AIM OF THE TASK – Will you write out the data exactly, excluding every picture?

══ ENTRIES SUPPLIED ══

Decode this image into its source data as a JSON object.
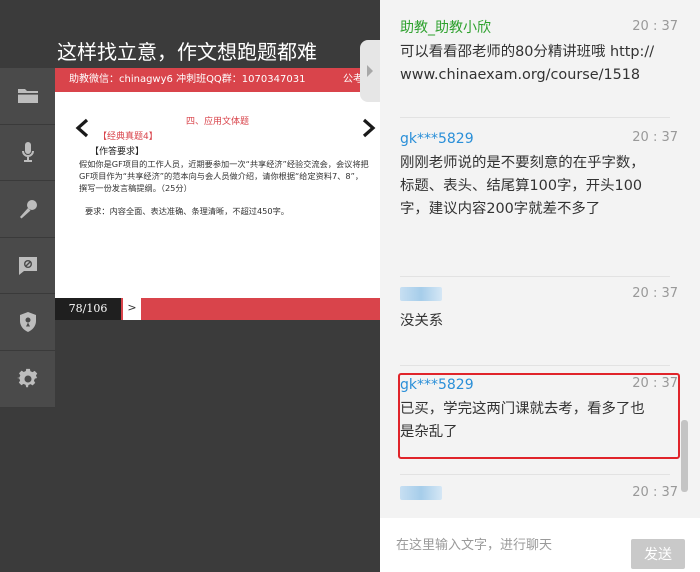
{
  "video": {
    "title": "这样找立意，作文想跑题都难"
  },
  "toolbar": {
    "items": [
      {
        "name": "folder-icon"
      },
      {
        "name": "microphone-icon"
      },
      {
        "name": "mic-stand-icon"
      },
      {
        "name": "chat-mute-icon"
      },
      {
        "name": "shield-icon"
      },
      {
        "name": "gear-icon"
      }
    ]
  },
  "slide": {
    "header": "助教微信：chinagwy6  冲刺班QQ群：1070347031",
    "header_hint": "公考",
    "section": "四、应用文体题",
    "tag": "【经典真题4】",
    "sub": "【作答要求】",
    "body": "假如你是GF项目的工作人员，近期要参加一次“共享经济”经验交流会，会议将把GF项目作为“共享经济”的范本向与会人员做介绍，请你根据“给定资料7、8”，撰写一份发言稿提纲。（25分）",
    "requirement": "要求：内容全面、表达准确、条理清晰，不超过450字。",
    "page": "78/106",
    "next": ">"
  },
  "chat": {
    "messages": [
      {
        "name": "助教_助教小欣",
        "time": "20 : 37",
        "text": "可以看看邵老师的80分精讲班哦 http://www.chinaexam.org/course/1518",
        "name_color": "#2ea12e"
      },
      {
        "name": "gk***5829",
        "time": "20 : 37",
        "text": "刚刚老师说的是不要刻意的在乎字数，标题、表头、结尾算100字，开头100字，建议内容200字就差不多了",
        "name_color": "#2a8fd8"
      },
      {
        "name": "",
        "time": "20 : 37",
        "text": "没关系",
        "name_color": "#2a8fd8"
      },
      {
        "name": "gk***5829",
        "time": "20 : 37",
        "text": "已买，学完这两门课就去考，看多了也是杂乱了",
        "name_color": "#2a8fd8"
      },
      {
        "name": "",
        "time": "20 : 37",
        "text": "",
        "name_color": "#2a8fd8"
      }
    ],
    "input_placeholder": "在这里输入文字，进行聊天",
    "send_label": "发送"
  },
  "colors": {
    "slide_accent": "#d9444b",
    "highlight": "#e0242a",
    "teacher_name": "#2ea12e",
    "user_name": "#2a8fd8"
  }
}
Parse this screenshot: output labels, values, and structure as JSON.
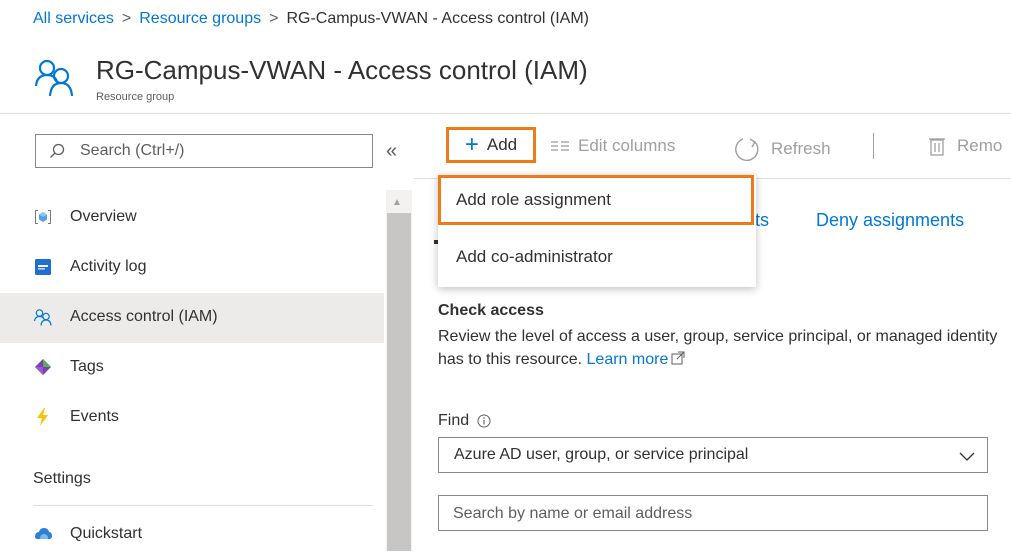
{
  "breadcrumb": {
    "items": [
      "All services",
      "Resource groups",
      "RG-Campus-VWAN - Access control (IAM)"
    ],
    "separator": ">"
  },
  "header": {
    "title": "RG-Campus-VWAN - Access control (IAM)",
    "subtitle": "Resource group",
    "icon": "access-control-icon"
  },
  "sidebar": {
    "search_placeholder": "Search (Ctrl+/)",
    "collapse_glyph": "«",
    "items": [
      {
        "label": "Overview",
        "icon": "overview-icon",
        "selected": false
      },
      {
        "label": "Activity log",
        "icon": "activity-log-icon",
        "selected": false
      },
      {
        "label": "Access control (IAM)",
        "icon": "access-control-icon",
        "selected": true
      },
      {
        "label": "Tags",
        "icon": "tag-icon",
        "selected": false
      },
      {
        "label": "Events",
        "icon": "events-bolt-icon",
        "selected": false
      }
    ],
    "section_heading": "Settings",
    "section_items": [
      {
        "label": "Quickstart",
        "icon": "quickstart-icon"
      }
    ]
  },
  "toolbar": {
    "add_label": "Add",
    "edit_columns_label": "Edit columns",
    "refresh_label": "Refresh",
    "remove_label": "Remo"
  },
  "tabs": {
    "partial_label": "nts",
    "deny_label": "Deny assignments"
  },
  "dropdown": {
    "items": [
      "Add role assignment",
      "Add co-administrator"
    ]
  },
  "check_access": {
    "title": "Check access",
    "description": "Review the level of access a user, group, service principal, or managed identity has to this resource.",
    "learn_more": "Learn more",
    "find_label": "Find",
    "find_value": "Azure AD user, group, or service principal",
    "search_placeholder": "Search by name or email address"
  },
  "colors": {
    "accent": "#0078d4",
    "highlight": "#ef7b16",
    "selected_bg": "#edebe9"
  }
}
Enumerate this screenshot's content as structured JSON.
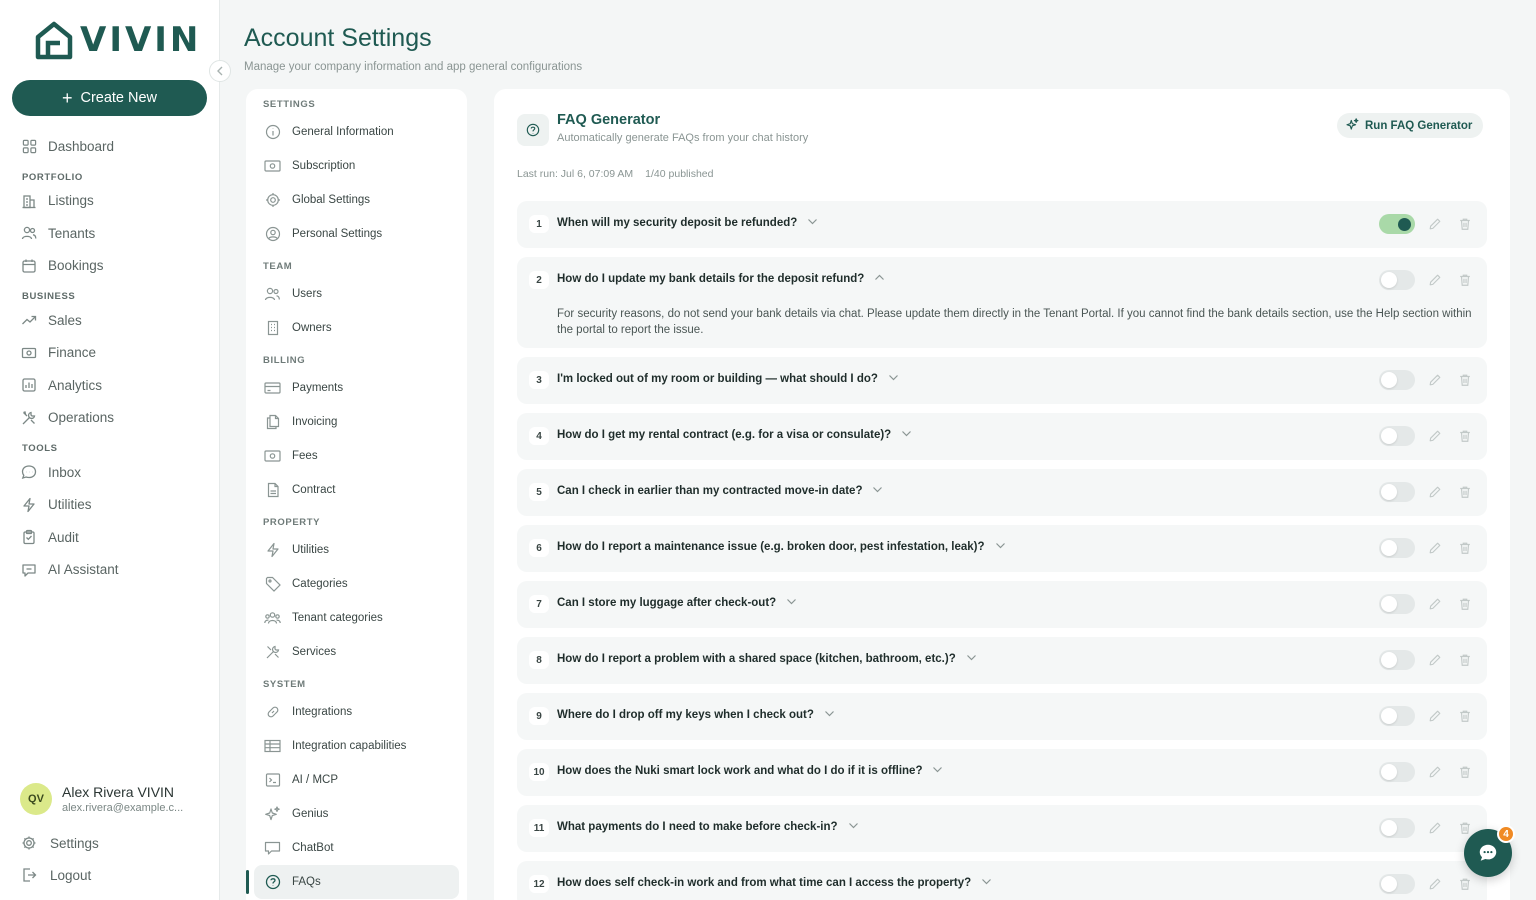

═══

EXERCISE ANSWER –
Decode this image into its source data as a JSON object.
{
  "video": {
    "title": "这样找立意，作文想跑题都难"
  },
  "toolbar": {
    "items": [
      {
        "name": "folder-icon"
      },
      {
        "name": "microphone-icon"
      },
      {
        "name": "mic-stand-icon"
      },
      {
        "name": "chat-mute-icon"
      },
      {
        "name": "shield-icon"
      },
      {
        "name": "gear-icon"
      }
    ]
  },
  "slide": {
    "header": "助教微信：chinagwy6  冲刺班QQ群：1070347031",
    "header_hint": "公考",
    "section": "四、应用文体题",
    "tag": "【经典真题4】",
    "sub": "【作答要求】",
    "body": "假如你是GF项目的工作人员，近期要参加一次“共享经济”经验交流会，会议将把GF项目作为“共享经济”的范本向与会人员做介绍，请你根据“给定资料7、8”，撰写一份发言稿提纲。（25分）",
    "requirement": "要求：内容全面、表达准确、条理清晰，不超过450字。",
    "page": "78/106",
    "next": ">"
  },
  "chat": {
    "messages": [
      {
        "name": "助教_助教小欣",
        "time": "20 : 37",
        "text": "可以看看邵老师的80分精讲班哦 http://www.chinaexam.org/course/1518",
        "name_color": "#2ea12e"
      },
      {
        "name": "gk***5829",
        "time": "20 : 37",
        "text": "刚刚老师说的是不要刻意的在乎字数，标题、表头、结尾算100字，开头100字，建议内容200字就差不多了",
        "name_color": "#2a8fd8"
      },
      {
        "name": "",
        "time": "20 : 37",
        "text": "没关系",
        "name_color": "#2a8fd8"
      },
      {
        "name": "gk***5829",
        "time": "20 : 37",
        "text": "已买，学完这两门课就去考，看多了也是杂乱了",
        "name_color": "#2a8fd8"
      },
      {
        "name": "",
        "time": "20 : 37",
        "text": "",
        "name_color": "#2a8fd8"
      }
    ],
    "input_placeholder": "在这里输入文字，进行聊天",
    "send_label": "发送"
  },
  "colors": {
    "slide_accent": "#d9444b",
    "highlight": "#e0242a",
    "teacher_name": "#2ea12e",
    "user_name": "#2a8fd8"
  }
}
Parse this screenshot: output labels, values, and structure as JSON.
{
  "breadcrumb": {
    "items": [
      "All services",
      "Resource groups",
      "RG-Campus-VWAN - Access control (IAM)"
    ],
    "separator": ">"
  },
  "header": {
    "title": "RG-Campus-VWAN - Access control (IAM)",
    "subtitle": "Resource group",
    "icon": "access-control-icon"
  },
  "sidebar": {
    "search_placeholder": "Search (Ctrl+/)",
    "collapse_glyph": "«",
    "items": [
      {
        "label": "Overview",
        "icon": "overview-icon",
        "selected": false
      },
      {
        "label": "Activity log",
        "icon": "activity-log-icon",
        "selected": false
      },
      {
        "label": "Access control (IAM)",
        "icon": "access-control-icon",
        "selected": true
      },
      {
        "label": "Tags",
        "icon": "tag-icon",
        "selected": false
      },
      {
        "label": "Events",
        "icon": "events-bolt-icon",
        "selected": false
      }
    ],
    "section_heading": "Settings",
    "section_items": [
      {
        "label": "Quickstart",
        "icon": "quickstart-icon"
      }
    ]
  },
  "toolbar": {
    "add_label": "Add",
    "edit_columns_label": "Edit columns",
    "refresh_label": "Refresh",
    "remove_label": "Remo"
  },
  "tabs": {
    "partial_label": "nts",
    "deny_label": "Deny assignments"
  },
  "dropdown": {
    "items": [
      "Add role assignment",
      "Add co-administrator"
    ]
  },
  "check_access": {
    "title": "Check access",
    "description": "Review the level of access a user, group, service principal, or managed identity has to this resource.",
    "learn_more": "Learn more",
    "find_label": "Find",
    "find_value": "Azure AD user, group, or service principal",
    "search_placeholder": "Search by name or email address"
  },
  "colors": {
    "accent": "#0078d4",
    "highlight": "#ef7b16",
    "selected_bg": "#edebe9"
  }
}
Enumerate this screenshot's content as structured JSON.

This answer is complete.